------ MATERIAL PROVIDED

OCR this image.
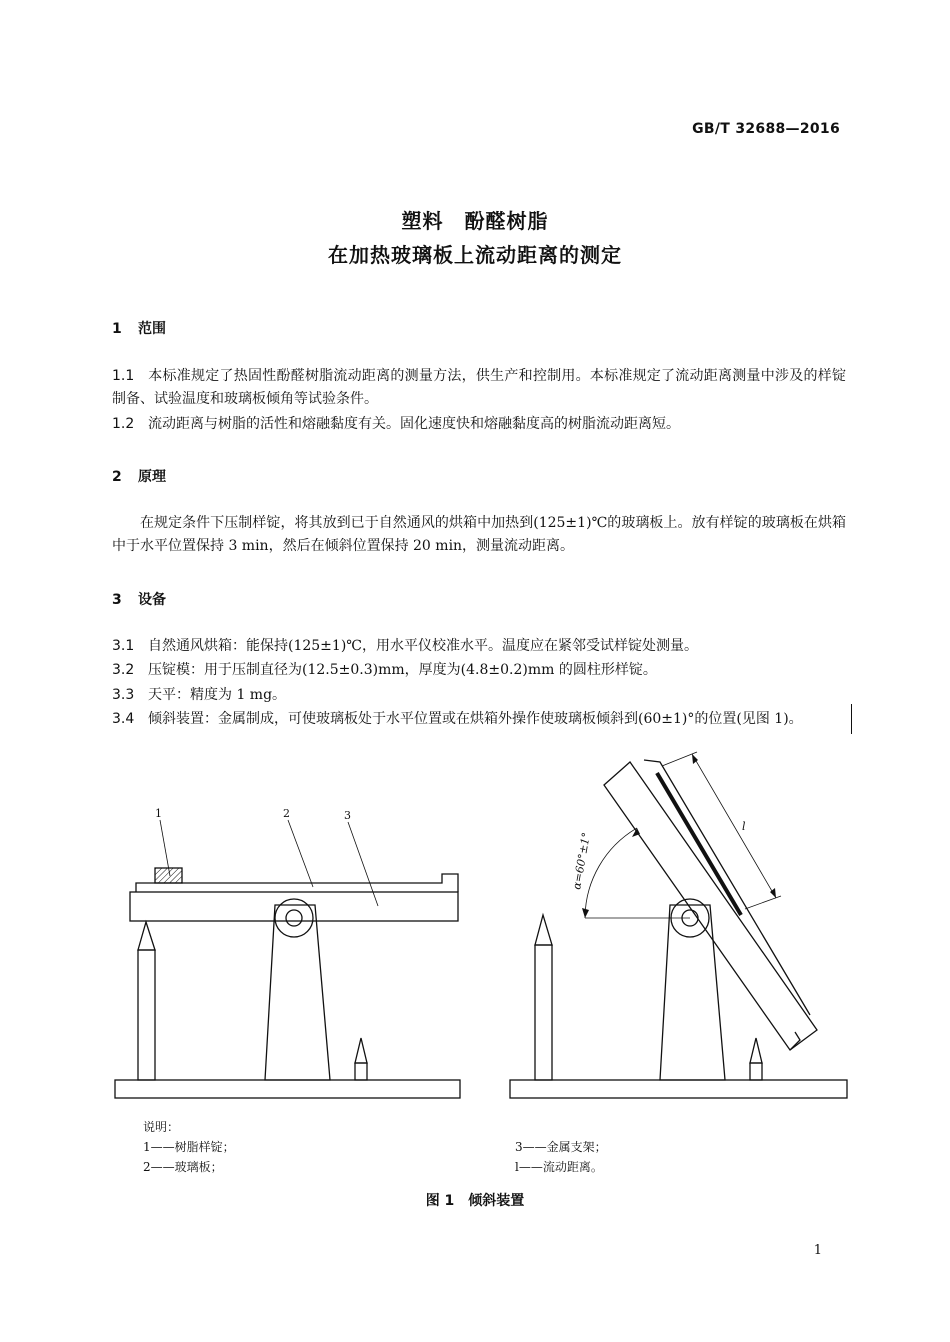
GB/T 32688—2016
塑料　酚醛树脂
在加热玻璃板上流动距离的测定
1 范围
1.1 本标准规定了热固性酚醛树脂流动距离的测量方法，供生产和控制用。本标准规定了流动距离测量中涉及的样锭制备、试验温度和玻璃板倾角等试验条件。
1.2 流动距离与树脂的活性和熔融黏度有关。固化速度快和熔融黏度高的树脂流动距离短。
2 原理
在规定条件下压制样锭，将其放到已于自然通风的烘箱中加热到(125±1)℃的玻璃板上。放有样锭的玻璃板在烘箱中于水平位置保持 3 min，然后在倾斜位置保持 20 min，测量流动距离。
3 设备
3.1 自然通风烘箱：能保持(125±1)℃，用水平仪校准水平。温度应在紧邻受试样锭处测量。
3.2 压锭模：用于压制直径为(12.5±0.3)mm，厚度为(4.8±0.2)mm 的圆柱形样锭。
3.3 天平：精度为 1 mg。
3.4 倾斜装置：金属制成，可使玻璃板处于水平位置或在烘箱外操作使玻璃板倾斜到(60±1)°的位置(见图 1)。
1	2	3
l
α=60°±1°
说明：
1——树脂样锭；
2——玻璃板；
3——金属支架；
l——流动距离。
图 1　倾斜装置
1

------------

GIVEN EXERCISE ::
Using the records above, output their complete text exactly, minus any images.

ANSWER TO THE TASK ::
OCR this image.
GB/T 32688—2016
塑料　酚醛树脂
在加热玻璃板上流动距离的测定
1 范围
1.1 本标准规定了热固性酚醛树脂流动距离的测量方法，供生产和控制用。本标准规定了流动距离测量中涉及的样锭制备、试验温度和玻璃板倾角等试验条件。
1.2 流动距离与树脂的活性和熔融黏度有关。固化速度快和熔融黏度高的树脂流动距离短。
2 原理
在规定条件下压制样锭，将其放到已于自然通风的烘箱中加热到(125±1)℃的玻璃板上。放有样锭的玻璃板在烘箱中于水平位置保持 3 min，然后在倾斜位置保持 20 min，测量流动距离。
3 设备
3.1 自然通风烘箱：能保持(125±1)℃，用水平仪校准水平。温度应在紧邻受试样锭处测量。
3.2 压锭模：用于压制直径为(12.5±0.3)mm，厚度为(4.8±0.2)mm 的圆柱形样锭。
3.3 天平：精度为 1 mg。
3.4 倾斜装置：金属制成，可使玻璃板处于水平位置或在烘箱外操作使玻璃板倾斜到(60±1)°的位置(见图 1)。
1	2	3
l
α=60°±1°
说明：
1——树脂样锭；
2——玻璃板；
3——金属支架；
l——流动距离。
图 1　倾斜装置
1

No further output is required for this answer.